_The request_. Look through the lines below and extract each one that contains "this".

_Input material_.
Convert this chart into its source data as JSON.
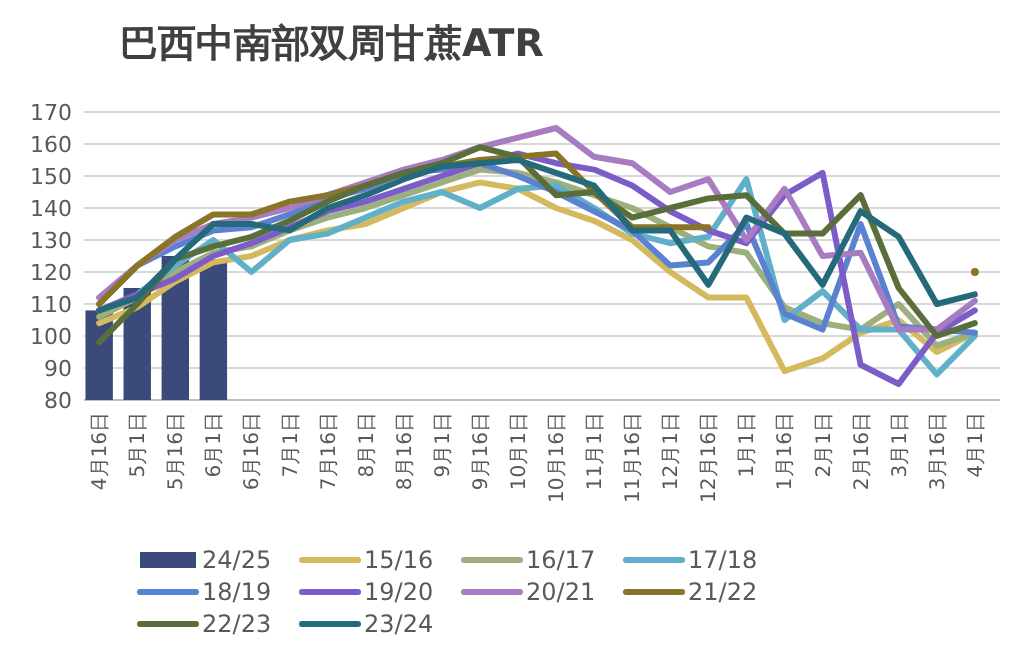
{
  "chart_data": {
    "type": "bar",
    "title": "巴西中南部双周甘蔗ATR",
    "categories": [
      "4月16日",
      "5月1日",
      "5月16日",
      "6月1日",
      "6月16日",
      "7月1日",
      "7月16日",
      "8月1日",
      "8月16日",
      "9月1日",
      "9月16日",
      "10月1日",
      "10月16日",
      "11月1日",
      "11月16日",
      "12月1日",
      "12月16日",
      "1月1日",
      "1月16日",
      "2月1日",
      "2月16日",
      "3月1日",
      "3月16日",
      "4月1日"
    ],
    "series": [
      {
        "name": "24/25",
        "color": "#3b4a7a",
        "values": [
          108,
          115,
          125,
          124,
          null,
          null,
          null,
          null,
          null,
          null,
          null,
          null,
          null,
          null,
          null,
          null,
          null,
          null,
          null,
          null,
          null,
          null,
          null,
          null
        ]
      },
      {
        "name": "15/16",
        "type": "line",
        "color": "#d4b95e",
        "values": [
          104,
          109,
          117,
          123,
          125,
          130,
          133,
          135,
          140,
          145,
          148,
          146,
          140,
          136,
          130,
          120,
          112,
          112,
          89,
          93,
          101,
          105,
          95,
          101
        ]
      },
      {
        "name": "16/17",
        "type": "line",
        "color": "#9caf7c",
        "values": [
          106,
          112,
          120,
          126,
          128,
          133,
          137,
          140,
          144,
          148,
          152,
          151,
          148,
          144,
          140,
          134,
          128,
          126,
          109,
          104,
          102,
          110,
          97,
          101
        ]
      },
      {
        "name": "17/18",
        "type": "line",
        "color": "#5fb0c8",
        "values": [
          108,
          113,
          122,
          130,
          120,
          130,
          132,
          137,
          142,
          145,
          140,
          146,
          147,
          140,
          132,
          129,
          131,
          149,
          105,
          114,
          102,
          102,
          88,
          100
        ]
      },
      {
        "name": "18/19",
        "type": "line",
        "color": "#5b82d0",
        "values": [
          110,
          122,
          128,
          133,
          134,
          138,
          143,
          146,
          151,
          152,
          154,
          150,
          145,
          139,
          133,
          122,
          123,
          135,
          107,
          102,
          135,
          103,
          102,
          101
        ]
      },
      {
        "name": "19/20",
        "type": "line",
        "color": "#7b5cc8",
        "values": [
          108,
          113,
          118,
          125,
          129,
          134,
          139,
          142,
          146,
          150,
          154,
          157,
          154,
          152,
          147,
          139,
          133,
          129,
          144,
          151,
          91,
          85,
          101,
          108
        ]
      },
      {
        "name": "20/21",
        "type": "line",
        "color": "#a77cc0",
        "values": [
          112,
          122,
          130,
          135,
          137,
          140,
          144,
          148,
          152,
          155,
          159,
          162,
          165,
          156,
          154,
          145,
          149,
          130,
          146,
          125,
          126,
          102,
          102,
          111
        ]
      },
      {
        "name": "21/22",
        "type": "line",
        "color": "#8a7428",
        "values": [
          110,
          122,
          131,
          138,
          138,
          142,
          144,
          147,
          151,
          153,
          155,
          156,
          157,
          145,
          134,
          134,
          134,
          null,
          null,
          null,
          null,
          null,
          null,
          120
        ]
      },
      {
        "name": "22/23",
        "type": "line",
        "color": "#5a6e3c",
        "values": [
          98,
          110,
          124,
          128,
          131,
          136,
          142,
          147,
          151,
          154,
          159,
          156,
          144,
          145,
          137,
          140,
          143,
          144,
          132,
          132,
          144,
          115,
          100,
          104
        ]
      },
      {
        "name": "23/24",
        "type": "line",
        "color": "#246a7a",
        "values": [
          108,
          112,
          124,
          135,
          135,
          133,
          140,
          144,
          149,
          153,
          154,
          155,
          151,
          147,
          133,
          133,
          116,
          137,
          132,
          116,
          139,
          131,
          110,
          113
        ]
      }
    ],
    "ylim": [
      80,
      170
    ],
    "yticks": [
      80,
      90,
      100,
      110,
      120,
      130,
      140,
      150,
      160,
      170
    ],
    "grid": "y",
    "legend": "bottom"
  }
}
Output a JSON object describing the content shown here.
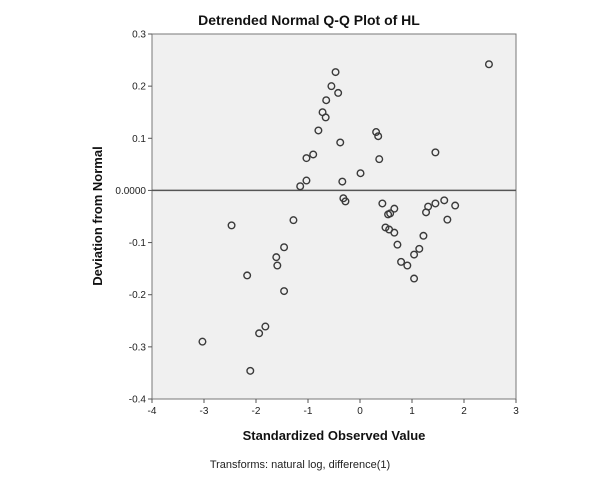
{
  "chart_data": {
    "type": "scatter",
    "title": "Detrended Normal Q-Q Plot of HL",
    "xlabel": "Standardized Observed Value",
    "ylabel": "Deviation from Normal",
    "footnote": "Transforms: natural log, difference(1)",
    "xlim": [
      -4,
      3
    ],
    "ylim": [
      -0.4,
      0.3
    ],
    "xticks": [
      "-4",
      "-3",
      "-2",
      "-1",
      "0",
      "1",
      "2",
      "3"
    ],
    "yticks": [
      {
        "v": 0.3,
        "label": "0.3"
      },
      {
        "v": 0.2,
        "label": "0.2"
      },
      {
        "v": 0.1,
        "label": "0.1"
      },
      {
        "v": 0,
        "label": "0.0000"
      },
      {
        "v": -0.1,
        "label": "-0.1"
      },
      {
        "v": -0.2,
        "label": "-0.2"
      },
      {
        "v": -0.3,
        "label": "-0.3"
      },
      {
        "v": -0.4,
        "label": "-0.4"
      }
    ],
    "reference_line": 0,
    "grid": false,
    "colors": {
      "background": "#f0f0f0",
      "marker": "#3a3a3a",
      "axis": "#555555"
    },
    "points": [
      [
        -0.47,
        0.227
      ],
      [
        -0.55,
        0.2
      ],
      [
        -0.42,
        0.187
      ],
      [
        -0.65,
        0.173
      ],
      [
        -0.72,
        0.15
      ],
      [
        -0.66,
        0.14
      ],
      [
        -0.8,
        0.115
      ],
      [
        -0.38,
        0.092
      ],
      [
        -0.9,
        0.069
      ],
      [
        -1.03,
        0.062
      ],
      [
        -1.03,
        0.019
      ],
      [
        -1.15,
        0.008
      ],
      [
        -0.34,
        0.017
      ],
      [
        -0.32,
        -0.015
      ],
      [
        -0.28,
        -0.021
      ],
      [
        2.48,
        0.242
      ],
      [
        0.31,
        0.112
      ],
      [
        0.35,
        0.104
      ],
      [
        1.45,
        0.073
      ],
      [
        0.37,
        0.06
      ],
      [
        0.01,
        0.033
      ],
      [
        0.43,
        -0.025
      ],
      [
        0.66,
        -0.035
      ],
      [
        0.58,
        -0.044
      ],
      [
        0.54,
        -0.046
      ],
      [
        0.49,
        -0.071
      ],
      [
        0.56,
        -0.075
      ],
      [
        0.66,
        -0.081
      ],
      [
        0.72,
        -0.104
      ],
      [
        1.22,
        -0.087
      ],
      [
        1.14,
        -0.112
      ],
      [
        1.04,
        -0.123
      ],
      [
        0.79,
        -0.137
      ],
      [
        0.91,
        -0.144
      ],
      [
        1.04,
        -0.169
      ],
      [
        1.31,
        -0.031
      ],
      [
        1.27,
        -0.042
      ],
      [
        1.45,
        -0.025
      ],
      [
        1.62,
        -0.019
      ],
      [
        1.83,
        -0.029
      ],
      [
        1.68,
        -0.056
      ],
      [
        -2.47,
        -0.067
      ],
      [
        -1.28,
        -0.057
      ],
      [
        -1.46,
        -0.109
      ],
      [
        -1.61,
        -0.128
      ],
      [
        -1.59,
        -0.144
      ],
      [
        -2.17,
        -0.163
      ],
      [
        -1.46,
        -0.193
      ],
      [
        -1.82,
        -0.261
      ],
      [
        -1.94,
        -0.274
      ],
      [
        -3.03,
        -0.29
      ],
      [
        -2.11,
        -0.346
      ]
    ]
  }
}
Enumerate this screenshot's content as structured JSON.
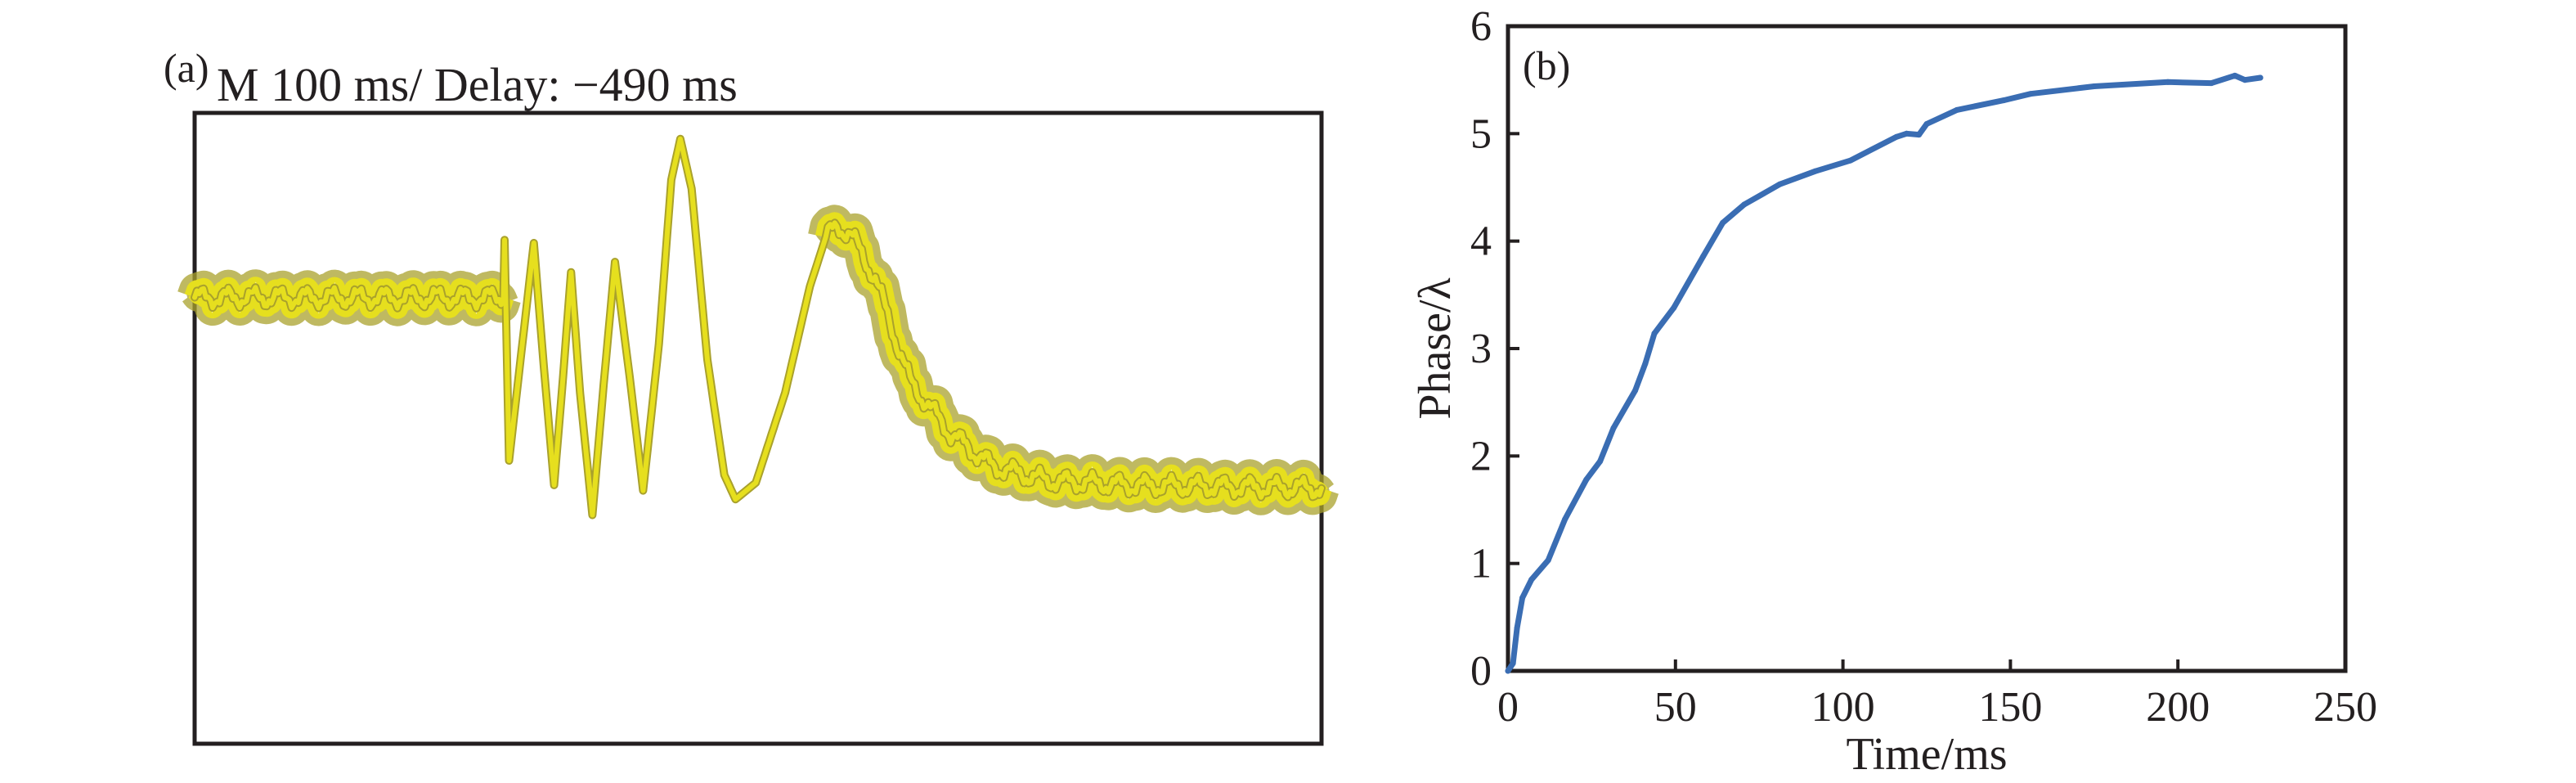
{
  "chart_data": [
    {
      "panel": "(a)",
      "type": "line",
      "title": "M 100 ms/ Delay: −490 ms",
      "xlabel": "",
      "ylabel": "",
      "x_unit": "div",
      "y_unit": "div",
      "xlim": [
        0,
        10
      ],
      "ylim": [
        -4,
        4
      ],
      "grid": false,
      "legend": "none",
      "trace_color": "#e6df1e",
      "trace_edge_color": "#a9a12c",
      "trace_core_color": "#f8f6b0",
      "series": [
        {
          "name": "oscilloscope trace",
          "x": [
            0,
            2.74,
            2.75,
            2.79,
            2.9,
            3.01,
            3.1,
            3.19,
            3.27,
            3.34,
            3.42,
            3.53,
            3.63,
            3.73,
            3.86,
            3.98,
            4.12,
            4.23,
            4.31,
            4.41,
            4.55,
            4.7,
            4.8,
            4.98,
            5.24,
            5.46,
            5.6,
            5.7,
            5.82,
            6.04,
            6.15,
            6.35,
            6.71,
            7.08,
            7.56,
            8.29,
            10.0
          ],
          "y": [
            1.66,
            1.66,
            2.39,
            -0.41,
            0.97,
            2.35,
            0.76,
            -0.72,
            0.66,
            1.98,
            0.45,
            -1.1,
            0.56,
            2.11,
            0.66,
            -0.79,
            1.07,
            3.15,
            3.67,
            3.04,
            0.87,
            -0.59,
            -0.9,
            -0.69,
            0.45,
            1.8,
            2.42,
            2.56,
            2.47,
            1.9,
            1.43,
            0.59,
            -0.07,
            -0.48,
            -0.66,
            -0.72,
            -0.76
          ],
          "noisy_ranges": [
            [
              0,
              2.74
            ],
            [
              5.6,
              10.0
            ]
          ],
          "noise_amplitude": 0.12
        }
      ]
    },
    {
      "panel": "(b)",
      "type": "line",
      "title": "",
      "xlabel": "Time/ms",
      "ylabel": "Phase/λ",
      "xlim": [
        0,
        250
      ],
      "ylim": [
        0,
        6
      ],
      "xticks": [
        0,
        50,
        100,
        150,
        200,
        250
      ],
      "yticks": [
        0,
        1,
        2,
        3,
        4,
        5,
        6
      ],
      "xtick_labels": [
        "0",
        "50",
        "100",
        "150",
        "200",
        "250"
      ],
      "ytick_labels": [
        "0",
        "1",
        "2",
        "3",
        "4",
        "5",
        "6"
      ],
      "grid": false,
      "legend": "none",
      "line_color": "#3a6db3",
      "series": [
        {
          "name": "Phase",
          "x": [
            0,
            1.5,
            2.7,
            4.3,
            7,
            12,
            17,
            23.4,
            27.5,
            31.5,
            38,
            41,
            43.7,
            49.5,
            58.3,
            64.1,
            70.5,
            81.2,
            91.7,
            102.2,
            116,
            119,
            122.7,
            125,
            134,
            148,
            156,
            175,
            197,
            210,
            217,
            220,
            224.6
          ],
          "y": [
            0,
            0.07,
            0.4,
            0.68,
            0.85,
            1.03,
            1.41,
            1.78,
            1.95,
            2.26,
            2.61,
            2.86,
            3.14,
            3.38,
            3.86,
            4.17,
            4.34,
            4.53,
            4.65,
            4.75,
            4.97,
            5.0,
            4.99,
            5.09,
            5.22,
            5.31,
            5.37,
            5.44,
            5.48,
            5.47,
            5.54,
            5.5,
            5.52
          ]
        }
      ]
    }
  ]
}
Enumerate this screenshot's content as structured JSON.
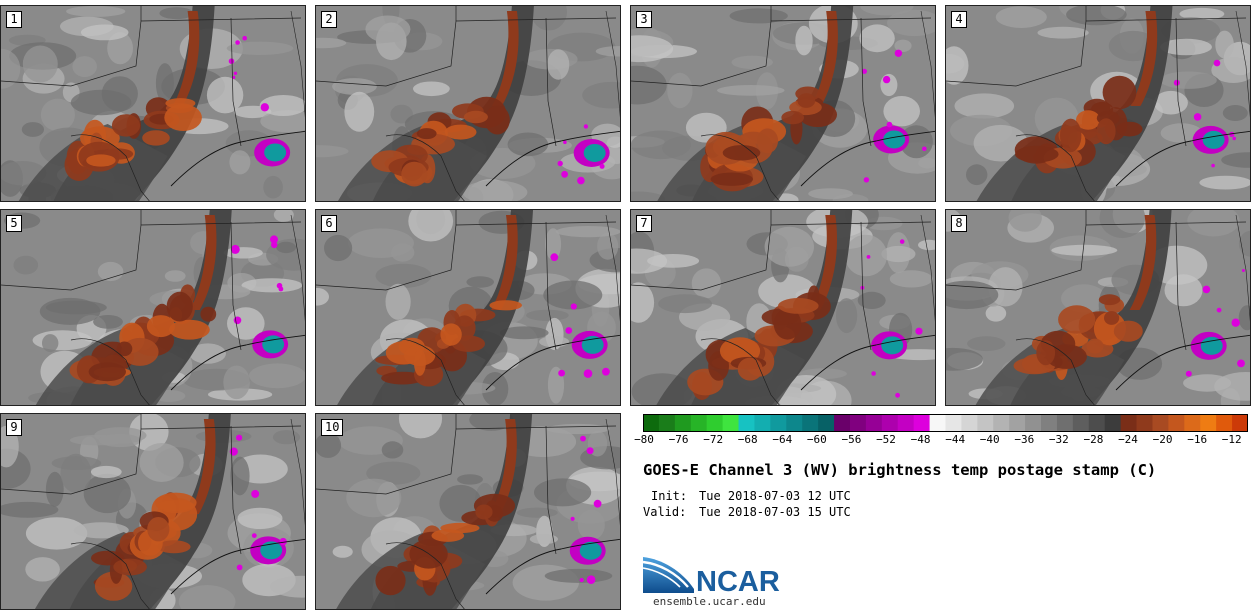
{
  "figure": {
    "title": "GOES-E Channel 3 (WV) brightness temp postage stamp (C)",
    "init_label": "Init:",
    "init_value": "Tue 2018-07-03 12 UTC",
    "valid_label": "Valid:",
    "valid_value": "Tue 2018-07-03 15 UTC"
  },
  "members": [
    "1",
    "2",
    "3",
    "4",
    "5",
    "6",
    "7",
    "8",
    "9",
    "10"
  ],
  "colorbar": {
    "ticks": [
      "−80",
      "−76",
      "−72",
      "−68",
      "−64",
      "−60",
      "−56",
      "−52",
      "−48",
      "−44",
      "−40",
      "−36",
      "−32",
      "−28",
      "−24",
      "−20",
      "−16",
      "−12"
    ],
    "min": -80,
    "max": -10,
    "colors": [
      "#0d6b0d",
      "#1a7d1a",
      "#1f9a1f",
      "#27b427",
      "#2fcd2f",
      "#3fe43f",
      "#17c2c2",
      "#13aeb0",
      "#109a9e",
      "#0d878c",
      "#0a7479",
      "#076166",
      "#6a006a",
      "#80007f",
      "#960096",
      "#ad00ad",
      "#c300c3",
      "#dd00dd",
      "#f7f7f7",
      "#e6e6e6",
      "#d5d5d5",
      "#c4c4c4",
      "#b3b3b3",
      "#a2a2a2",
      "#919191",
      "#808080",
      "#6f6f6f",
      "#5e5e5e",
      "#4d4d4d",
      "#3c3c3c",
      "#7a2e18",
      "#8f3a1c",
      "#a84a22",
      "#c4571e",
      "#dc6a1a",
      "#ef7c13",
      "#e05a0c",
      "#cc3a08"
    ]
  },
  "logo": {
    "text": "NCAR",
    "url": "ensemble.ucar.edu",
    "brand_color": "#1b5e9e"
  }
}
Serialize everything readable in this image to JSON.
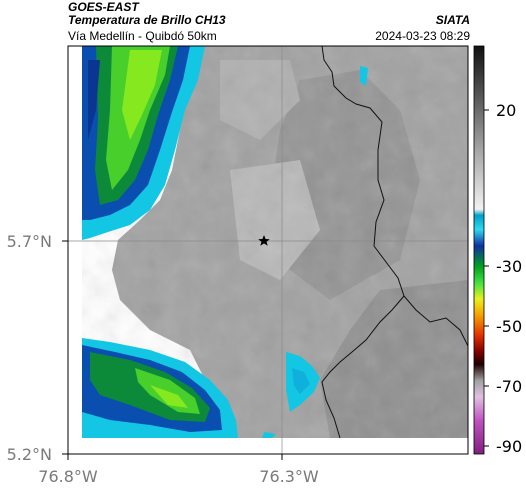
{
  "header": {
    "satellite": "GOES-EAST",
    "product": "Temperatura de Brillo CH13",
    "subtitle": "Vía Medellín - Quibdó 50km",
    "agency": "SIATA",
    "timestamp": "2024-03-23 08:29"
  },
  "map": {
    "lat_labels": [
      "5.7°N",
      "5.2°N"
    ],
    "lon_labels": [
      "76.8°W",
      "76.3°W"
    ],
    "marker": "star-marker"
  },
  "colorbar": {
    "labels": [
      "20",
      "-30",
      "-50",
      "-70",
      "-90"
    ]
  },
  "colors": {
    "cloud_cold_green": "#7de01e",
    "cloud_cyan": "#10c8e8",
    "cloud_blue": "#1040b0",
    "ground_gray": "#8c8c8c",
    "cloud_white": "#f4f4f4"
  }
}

_Full answer_.
Convert this chart into its source data as JSON.
Enumerate this screenshot's content as structured JSON.
Enumerate this screenshot's content as structured JSON.
Serialize everything readable in this image to JSON.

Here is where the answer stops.